The request — Output the full listing below exactly as it reads, and skip anything that is a picture.

====== Data extract ======

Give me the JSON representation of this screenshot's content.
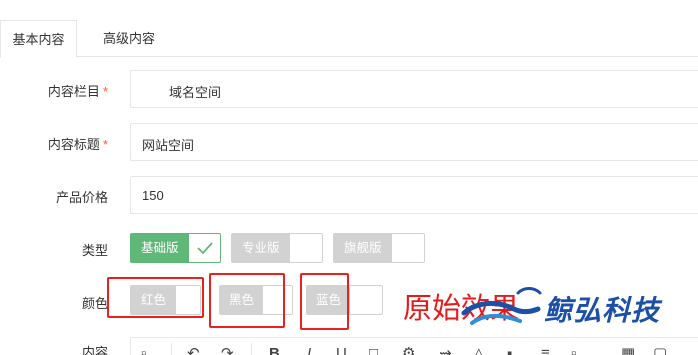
{
  "tabs": [
    {
      "label": "基本内容"
    },
    {
      "label": "高级内容"
    }
  ],
  "form": {
    "column": {
      "label": "内容栏目",
      "required": "*",
      "value": "域名空间"
    },
    "title": {
      "label": "内容标题",
      "required": "*",
      "value": "网站空间"
    },
    "price": {
      "label": "产品价格",
      "value": "150"
    },
    "type": {
      "label": "类型",
      "options": [
        "基础版",
        "专业版",
        "旗舰版"
      ],
      "selected": "基础版"
    },
    "color": {
      "label": "颜色",
      "options": [
        "红色",
        "黑色",
        "蓝色"
      ]
    },
    "content": {
      "label": "内容"
    }
  },
  "watermark": {
    "text": "原始效果",
    "brand": "鲸弘科技"
  },
  "colors": {
    "accent": "#5fb878",
    "unchecked": "#d2d2d2",
    "highlight": "#e8211d",
    "brand": "#1b4fa8"
  },
  "icons": [
    "check-icon",
    "undo-icon",
    "redo-icon",
    "bold-icon",
    "italic-icon",
    "underline-icon",
    "strikethrough-icon",
    "font-color-icon",
    "link-icon",
    "unlink-icon",
    "image-icon",
    "align-icon",
    "code-icon",
    "help-icon"
  ]
}
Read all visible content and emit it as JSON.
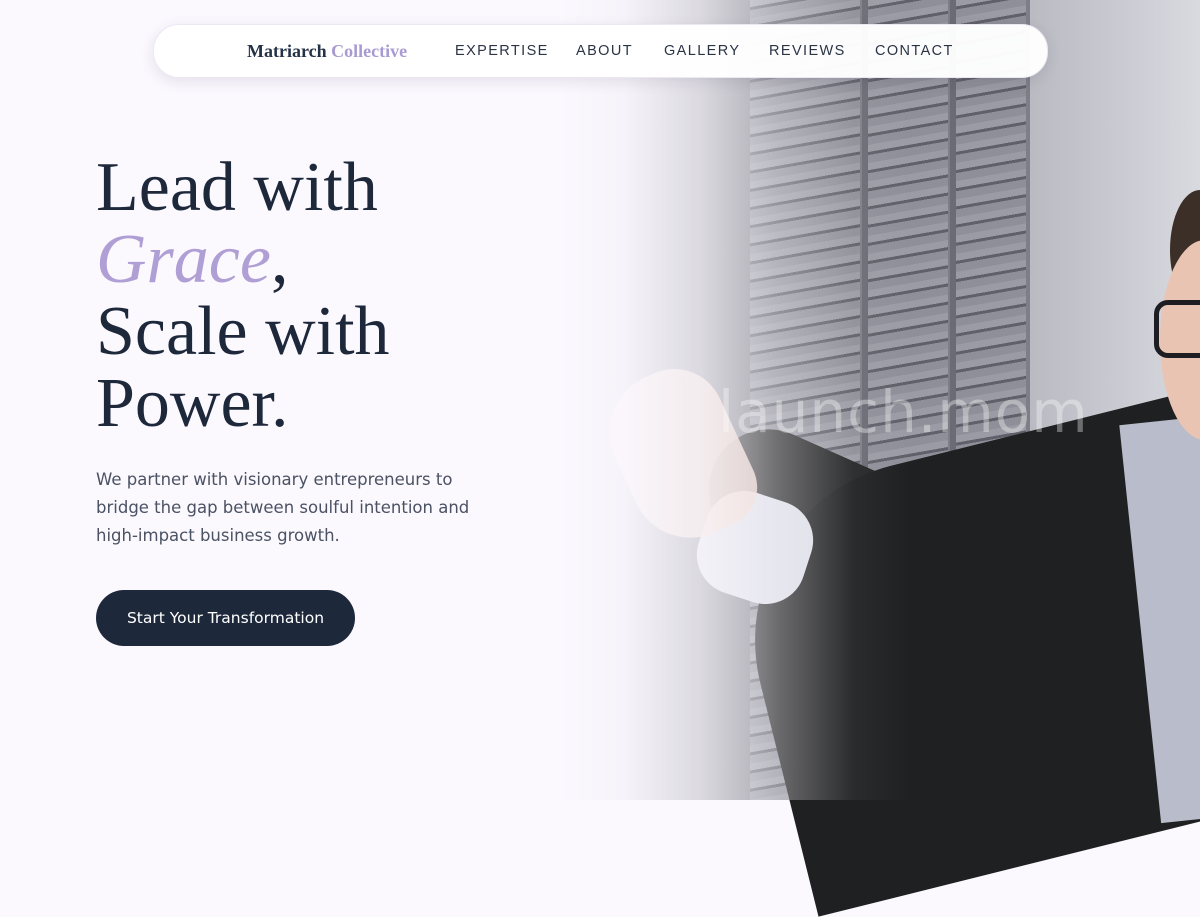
{
  "brand": {
    "name_primary": "Matriarch",
    "name_accent": "Collective"
  },
  "nav": {
    "items": [
      {
        "label": "EXPERTISE"
      },
      {
        "label": "ABOUT"
      },
      {
        "label": "GALLERY"
      },
      {
        "label": "REVIEWS"
      },
      {
        "label": "CONTACT"
      }
    ]
  },
  "hero": {
    "headline_line1": "Lead with",
    "headline_accent": "Grace",
    "headline_comma": ",",
    "headline_line3": "Scale with",
    "headline_line4": "Power.",
    "subtext": "We partner with visionary entrepreneurs to bridge the gap between soulful intention and high-impact business growth.",
    "cta_label": "Start Your Transformation"
  },
  "photo": {
    "watermark": "launch.mom"
  },
  "colors": {
    "accent": "#b09fd5",
    "dark": "#1e283b",
    "background": "#fbf8fe"
  }
}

======

Task response —
Give me the JSON representation of this screenshot's content.
{
  "tabs": [
    {
      "label": "基本内容"
    },
    {
      "label": "高级内容"
    }
  ],
  "form": {
    "column": {
      "label": "内容栏目",
      "required": "*",
      "value": "域名空间"
    },
    "title": {
      "label": "内容标题",
      "required": "*",
      "value": "网站空间"
    },
    "price": {
      "label": "产品价格",
      "value": "150"
    },
    "type": {
      "label": "类型",
      "options": [
        "基础版",
        "专业版",
        "旗舰版"
      ],
      "selected": "基础版"
    },
    "color": {
      "label": "颜色",
      "options": [
        "红色",
        "黑色",
        "蓝色"
      ]
    },
    "content": {
      "label": "内容"
    }
  },
  "watermark": {
    "text": "原始效果",
    "brand": "鲸弘科技"
  },
  "colors": {
    "accent": "#5fb878",
    "unchecked": "#d2d2d2",
    "highlight": "#e8211d",
    "brand": "#1b4fa8"
  },
  "icons": [
    "check-icon",
    "undo-icon",
    "redo-icon",
    "bold-icon",
    "italic-icon",
    "underline-icon",
    "strikethrough-icon",
    "font-color-icon",
    "link-icon",
    "unlink-icon",
    "image-icon",
    "align-icon",
    "code-icon",
    "help-icon"
  ]
}
Read all visible content and emit it as JSON.
{
  "brand": {
    "name_primary": "Matriarch",
    "name_accent": "Collective"
  },
  "nav": {
    "items": [
      {
        "label": "EXPERTISE"
      },
      {
        "label": "ABOUT"
      },
      {
        "label": "GALLERY"
      },
      {
        "label": "REVIEWS"
      },
      {
        "label": "CONTACT"
      }
    ]
  },
  "hero": {
    "headline_line1": "Lead with",
    "headline_accent": "Grace",
    "headline_comma": ",",
    "headline_line3": "Scale with",
    "headline_line4": "Power.",
    "subtext": "We partner with visionary entrepreneurs to bridge the gap between soulful intention and high-impact business growth.",
    "cta_label": "Start Your Transformation"
  },
  "photo": {
    "watermark": "launch.mom"
  },
  "colors": {
    "accent": "#b09fd5",
    "dark": "#1e283b",
    "background": "#fbf8fe"
  }
}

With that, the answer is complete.